- Dataset records
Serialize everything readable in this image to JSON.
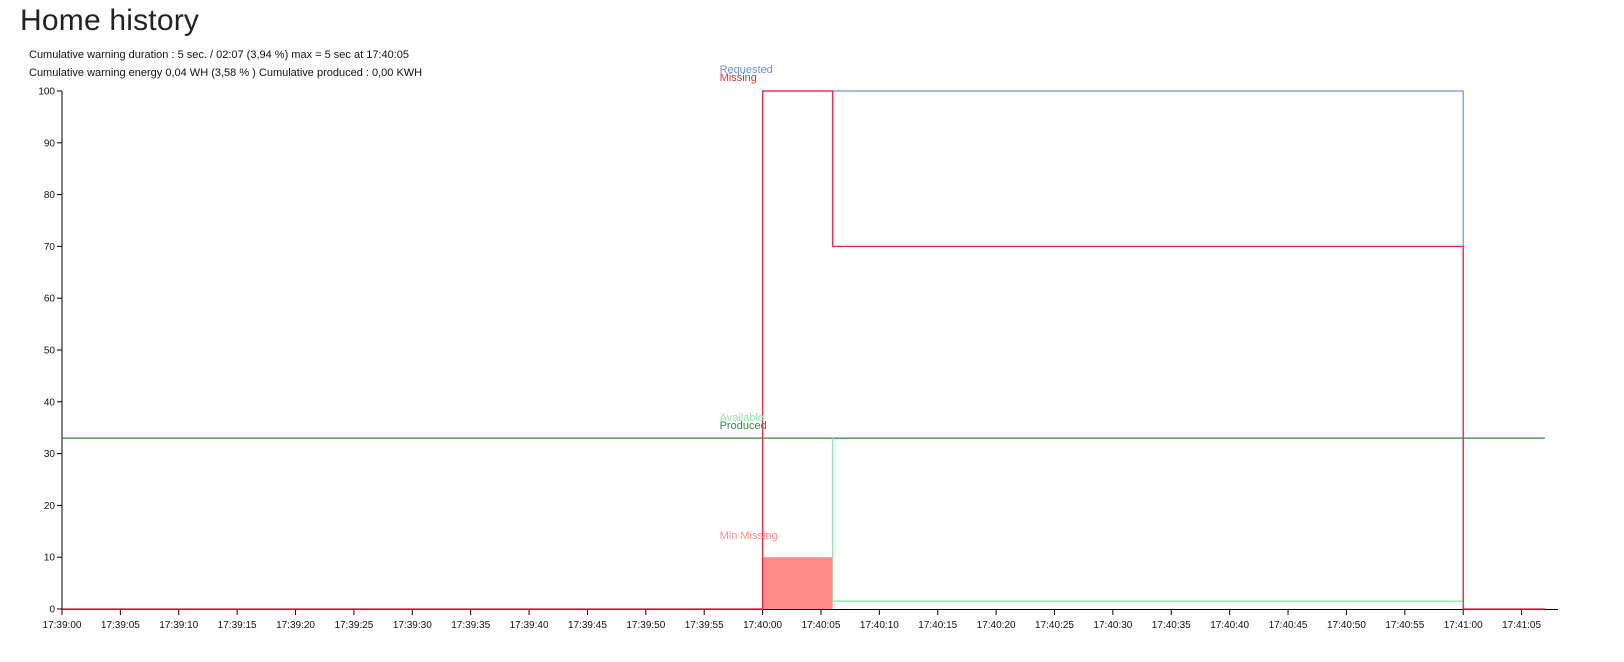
{
  "page": {
    "title": "Home history",
    "stats_line1": "Cumulative warning duration : 5 sec. / 02:07 (3,94 %) max = 5 sec at 17:40:05",
    "stats_line2": "Cumulative warning energy 0,04 WH (3,58 % ) Cumulative produced : 0,00 KWH"
  },
  "chart_data": {
    "type": "line",
    "title": "",
    "xlabel": "",
    "ylabel": "",
    "ylim": [
      0,
      100
    ],
    "xlim_seconds": [
      0,
      128
    ],
    "x_unit": "time (hh:mm:ss)",
    "x_ticks": [
      "17:39:00",
      "17:39:05",
      "17:39:10",
      "17:39:15",
      "17:39:20",
      "17:39:25",
      "17:39:30",
      "17:39:35",
      "17:39:40",
      "17:39:45",
      "17:39:50",
      "17:39:55",
      "17:40:00",
      "17:40:05",
      "17:40:10",
      "17:40:15",
      "17:40:20",
      "17:40:25",
      "17:40:30",
      "17:40:35",
      "17:40:40",
      "17:40:45",
      "17:40:50",
      "17:40:55",
      "17:41:00",
      "17:41:05"
    ],
    "y_ticks": [
      0,
      10,
      20,
      30,
      40,
      50,
      60,
      70,
      80,
      90,
      100
    ],
    "grid": false,
    "series": [
      {
        "name": "Requested",
        "color": "#6f8fcf",
        "step": true,
        "points": [
          [
            "17:39:00",
            0
          ],
          [
            "17:40:00",
            0
          ],
          [
            "17:40:00",
            100
          ],
          [
            "17:41:00",
            100
          ],
          [
            "17:41:00",
            0
          ],
          [
            "17:41:07",
            0
          ]
        ]
      },
      {
        "name": "Missing",
        "color": "#e8293f",
        "step": true,
        "points": [
          [
            "17:39:00",
            0
          ],
          [
            "17:40:00",
            0
          ],
          [
            "17:40:00",
            100
          ],
          [
            "17:40:06",
            100
          ],
          [
            "17:40:06",
            70
          ],
          [
            "17:41:00",
            70
          ],
          [
            "17:41:00",
            0
          ],
          [
            "17:41:07",
            0
          ]
        ]
      },
      {
        "name": "Available",
        "color": "#8fe8a8",
        "step": true,
        "points": [
          [
            "17:40:06",
            33
          ],
          [
            "17:40:06",
            1.5
          ],
          [
            "17:41:00",
            1.5
          ],
          [
            "17:41:00",
            33
          ]
        ]
      },
      {
        "name": "Produced",
        "color": "#2e8b3e",
        "step": true,
        "points": [
          [
            "17:39:00",
            33
          ],
          [
            "17:41:07",
            33
          ]
        ]
      },
      {
        "name": "Min Missing",
        "color": "#ff8a8a",
        "type": "area",
        "points": [
          [
            "17:40:00",
            10
          ],
          [
            "17:40:06",
            10
          ]
        ]
      }
    ]
  }
}
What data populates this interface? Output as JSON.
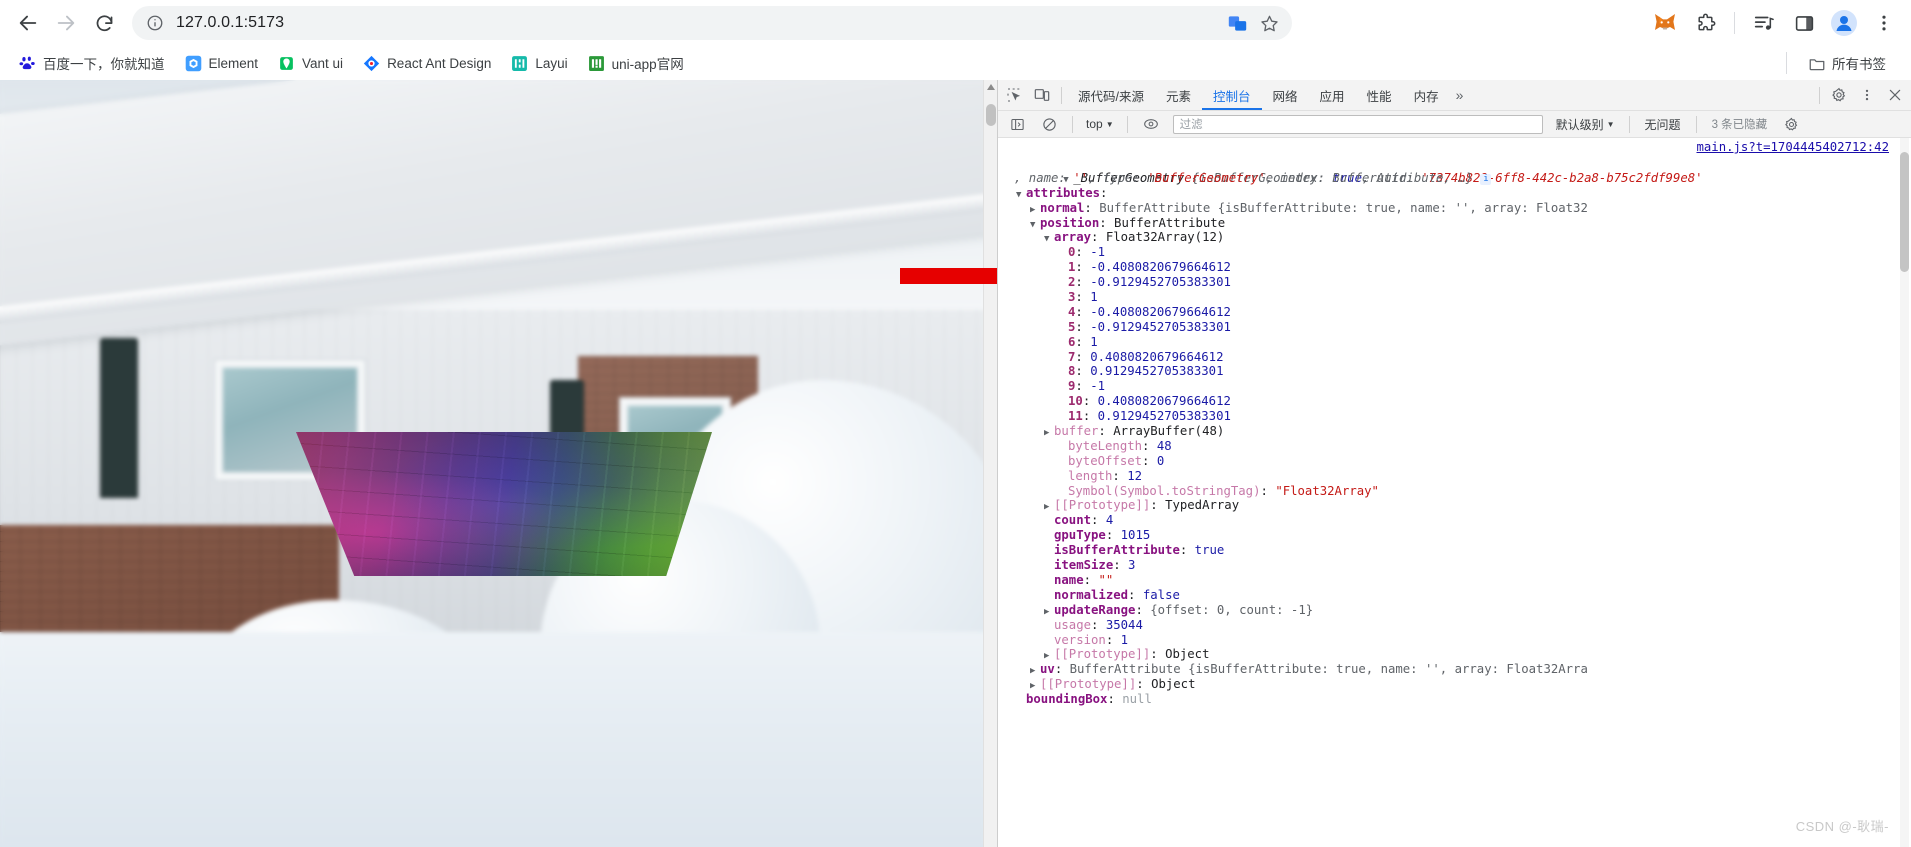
{
  "browser": {
    "nav": {
      "back": "back-arrow",
      "forward": "forward-arrow",
      "reload": "reload-icon"
    },
    "omnibox": {
      "info_icon": "info-circle-icon",
      "url": "127.0.0.1:5173",
      "translate_icon": "translate-icon",
      "bookmark_icon": "star-icon"
    },
    "extensions": [
      {
        "name": "metamask-extension-icon",
        "label": "MetaMask"
      },
      {
        "name": "puzzle-extension-icon",
        "label": "扩展程序"
      },
      {
        "name": "media-list-icon",
        "label": "媒体控件"
      },
      {
        "name": "side-panel-icon",
        "label": "侧边栏"
      },
      {
        "name": "profile-avatar-icon",
        "label": "个人资料"
      },
      {
        "name": "kebab-menu-icon",
        "label": "自定义及控制"
      }
    ],
    "bookmarks": [
      {
        "label": "百度一下，你就知道",
        "icon": "baidu-favicon"
      },
      {
        "label": "Element",
        "icon": "element-favicon"
      },
      {
        "label": "Vant ui",
        "icon": "vant-favicon"
      },
      {
        "label": "React Ant Design",
        "icon": "antdesign-favicon"
      },
      {
        "label": "Layui",
        "icon": "layui-favicon"
      },
      {
        "label": "uni-app官网",
        "icon": "uniapp-favicon"
      }
    ],
    "all_bookmarks": {
      "label": "所有书签",
      "icon": "folder-icon"
    }
  },
  "page": {
    "scene_description": "three.js 纹理平面渲染在雪景房屋背景上",
    "annotation_arrow": "red-arrow-annotation"
  },
  "devtools": {
    "tabs": [
      {
        "label": "源代码/来源",
        "active": false
      },
      {
        "label": "元素",
        "active": false
      },
      {
        "label": "控制台",
        "active": true
      },
      {
        "label": "网络",
        "active": false
      },
      {
        "label": "应用",
        "active": false
      },
      {
        "label": "性能",
        "active": false
      },
      {
        "label": "内存",
        "active": false
      }
    ],
    "more_tabs": "»",
    "left_icons": [
      {
        "name": "inspect-element-icon"
      },
      {
        "name": "device-toolbar-icon"
      }
    ],
    "right_icons": [
      {
        "name": "settings-gear-icon"
      },
      {
        "name": "kebab-menu-icon"
      },
      {
        "name": "close-icon"
      }
    ],
    "console_toolbar": {
      "sidebar_icon": "console-sidebar-icon",
      "clear_icon": "clear-console-icon",
      "context": "top",
      "context_caret": "▼",
      "eye_icon": "live-expression-icon",
      "filter_placeholder": "过滤",
      "filter_value": "",
      "level": "默认级别",
      "level_caret": "▼",
      "issues": "无问题",
      "hidden_count": "3 条已隐藏",
      "settings_icon": "settings-gear-icon"
    },
    "console": {
      "source_link": "main.js?t=1704445402712:42",
      "header": {
        "triangle": "▼",
        "class_name": "_BufferGeometry",
        "preview": " {isBufferGeometry: ",
        "preview_bool": "true",
        "preview_mid": ", uuid: ",
        "uuid": "'7374b829-6ff8-442c-b2a8-b75c2fdf99e8'",
        "preview_tail_1": ", name: ",
        "empty_str": "''",
        "preview_tail_2": ", type: ",
        "type_str": "'BufferGeometry'",
        "preview_tail_3": ", index: BufferAttribute, …}",
        "info_badge": "i"
      },
      "rows": [
        {
          "indent": 1,
          "tri": "▼",
          "key": "attributes",
          "keyclass": "k-name",
          "sep": ":",
          "value": "",
          "valclass": ""
        },
        {
          "indent": 2,
          "tri": "▶",
          "key": "normal",
          "keyclass": "k-name",
          "sep": ": ",
          "value": "BufferAttribute {isBufferAttribute: true, name: '', array: Float32",
          "valclass": "obj-prev"
        },
        {
          "indent": 2,
          "tri": "▼",
          "key": "position",
          "keyclass": "k-name",
          "sep": ": ",
          "value": "BufferAttribute",
          "valclass": "v-cls"
        },
        {
          "indent": 3,
          "tri": "▼",
          "key": "array",
          "keyclass": "k-name",
          "sep": ": ",
          "value": "Float32Array(12)",
          "valclass": "v-cls"
        },
        {
          "indent": 4,
          "tri": "",
          "key": "0",
          "keyclass": "v-idx",
          "sep": ": ",
          "value": "-1",
          "valclass": "v-num"
        },
        {
          "indent": 4,
          "tri": "",
          "key": "1",
          "keyclass": "v-idx",
          "sep": ": ",
          "value": "-0.4080820679664612",
          "valclass": "v-num"
        },
        {
          "indent": 4,
          "tri": "",
          "key": "2",
          "keyclass": "v-idx",
          "sep": ": ",
          "value": "-0.9129452705383301",
          "valclass": "v-num"
        },
        {
          "indent": 4,
          "tri": "",
          "key": "3",
          "keyclass": "v-idx",
          "sep": ": ",
          "value": "1",
          "valclass": "v-num"
        },
        {
          "indent": 4,
          "tri": "",
          "key": "4",
          "keyclass": "v-idx",
          "sep": ": ",
          "value": "-0.4080820679664612",
          "valclass": "v-num"
        },
        {
          "indent": 4,
          "tri": "",
          "key": "5",
          "keyclass": "v-idx",
          "sep": ": ",
          "value": "-0.9129452705383301",
          "valclass": "v-num"
        },
        {
          "indent": 4,
          "tri": "",
          "key": "6",
          "keyclass": "v-idx",
          "sep": ": ",
          "value": "1",
          "valclass": "v-num"
        },
        {
          "indent": 4,
          "tri": "",
          "key": "7",
          "keyclass": "v-idx",
          "sep": ": ",
          "value": "0.4080820679664612",
          "valclass": "v-num"
        },
        {
          "indent": 4,
          "tri": "",
          "key": "8",
          "keyclass": "v-idx",
          "sep": ": ",
          "value": "0.9129452705383301",
          "valclass": "v-num"
        },
        {
          "indent": 4,
          "tri": "",
          "key": "9",
          "keyclass": "v-idx",
          "sep": ": ",
          "value": "-1",
          "valclass": "v-num"
        },
        {
          "indent": 4,
          "tri": "",
          "key": "10",
          "keyclass": "v-idx",
          "sep": ": ",
          "value": "0.4080820679664612",
          "valclass": "v-num"
        },
        {
          "indent": 4,
          "tri": "",
          "key": "11",
          "keyclass": "v-idx",
          "sep": ": ",
          "value": "0.9129452705383301",
          "valclass": "v-num"
        },
        {
          "indent": 3,
          "tri": "▶",
          "key": "buffer",
          "keyclass": "k-plain",
          "sep": ": ",
          "value": "ArrayBuffer(48)",
          "valclass": "v-cls"
        },
        {
          "indent": 4,
          "tri": "",
          "key": "byteLength",
          "keyclass": "k-plain",
          "sep": ": ",
          "value": "48",
          "valclass": "v-num"
        },
        {
          "indent": 4,
          "tri": "",
          "key": "byteOffset",
          "keyclass": "k-plain",
          "sep": ": ",
          "value": "0",
          "valclass": "v-num"
        },
        {
          "indent": 4,
          "tri": "",
          "key": "length",
          "keyclass": "k-plain",
          "sep": ": ",
          "value": "12",
          "valclass": "v-num"
        },
        {
          "indent": 4,
          "tri": "",
          "key": "Symbol(Symbol.toStringTag)",
          "keyclass": "k-plain",
          "sep": ": ",
          "value": "\"Float32Array\"",
          "valclass": "v-str"
        },
        {
          "indent": 3,
          "tri": "▶",
          "key": "[[Prototype]]",
          "keyclass": "k-plain",
          "sep": ": ",
          "value": "TypedArray",
          "valclass": "v-cls"
        },
        {
          "indent": 3,
          "tri": "",
          "key": "count",
          "keyclass": "k-name",
          "sep": ": ",
          "value": "4",
          "valclass": "v-num"
        },
        {
          "indent": 3,
          "tri": "",
          "key": "gpuType",
          "keyclass": "k-name",
          "sep": ": ",
          "value": "1015",
          "valclass": "v-num"
        },
        {
          "indent": 3,
          "tri": "",
          "key": "isBufferAttribute",
          "keyclass": "k-name",
          "sep": ": ",
          "value": "true",
          "valclass": "v-bool"
        },
        {
          "indent": 3,
          "tri": "",
          "key": "itemSize",
          "keyclass": "k-name",
          "sep": ": ",
          "value": "3",
          "valclass": "v-num"
        },
        {
          "indent": 3,
          "tri": "",
          "key": "name",
          "keyclass": "k-name",
          "sep": ": ",
          "value": "\"\"",
          "valclass": "v-str"
        },
        {
          "indent": 3,
          "tri": "",
          "key": "normalized",
          "keyclass": "k-name",
          "sep": ": ",
          "value": "false",
          "valclass": "v-bool"
        },
        {
          "indent": 3,
          "tri": "▶",
          "key": "updateRange",
          "keyclass": "k-name",
          "sep": ": ",
          "value": "{offset: 0, count: -1}",
          "valclass": "obj-prev"
        },
        {
          "indent": 3,
          "tri": "",
          "key": "usage",
          "keyclass": "k-plain",
          "sep": ": ",
          "value": "35044",
          "valclass": "v-num"
        },
        {
          "indent": 3,
          "tri": "",
          "key": "version",
          "keyclass": "k-plain",
          "sep": ": ",
          "value": "1",
          "valclass": "v-num"
        },
        {
          "indent": 3,
          "tri": "▶",
          "key": "[[Prototype]]",
          "keyclass": "k-plain",
          "sep": ": ",
          "value": "Object",
          "valclass": "v-cls"
        },
        {
          "indent": 2,
          "tri": "▶",
          "key": "uv",
          "keyclass": "k-name",
          "sep": ": ",
          "value": "BufferAttribute {isBufferAttribute: true, name: '', array: Float32Arra",
          "valclass": "obj-prev"
        },
        {
          "indent": 2,
          "tri": "▶",
          "key": "[[Prototype]]",
          "keyclass": "k-plain",
          "sep": ": ",
          "value": "Object",
          "valclass": "v-cls"
        },
        {
          "indent": 1,
          "tri": "",
          "key": "boundingBox",
          "keyclass": "k-name",
          "sep": ": ",
          "value": "null",
          "valclass": "k-grey"
        }
      ]
    },
    "watermark": "CSDN @-耿瑞-"
  },
  "colors": {
    "accent": "#1a73e8",
    "chrome_bg": "#ffffff",
    "omnibox_bg": "#f1f3f4",
    "devtools_bg": "#f3f3f3",
    "arrow_red": "#e60000",
    "key_purple": "#881280",
    "string_red": "#c41a16",
    "number_blue": "#1a1aa6"
  }
}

- To be done
Tell how many lines in the material above include the word "menu", giving the number only.

- Response below
2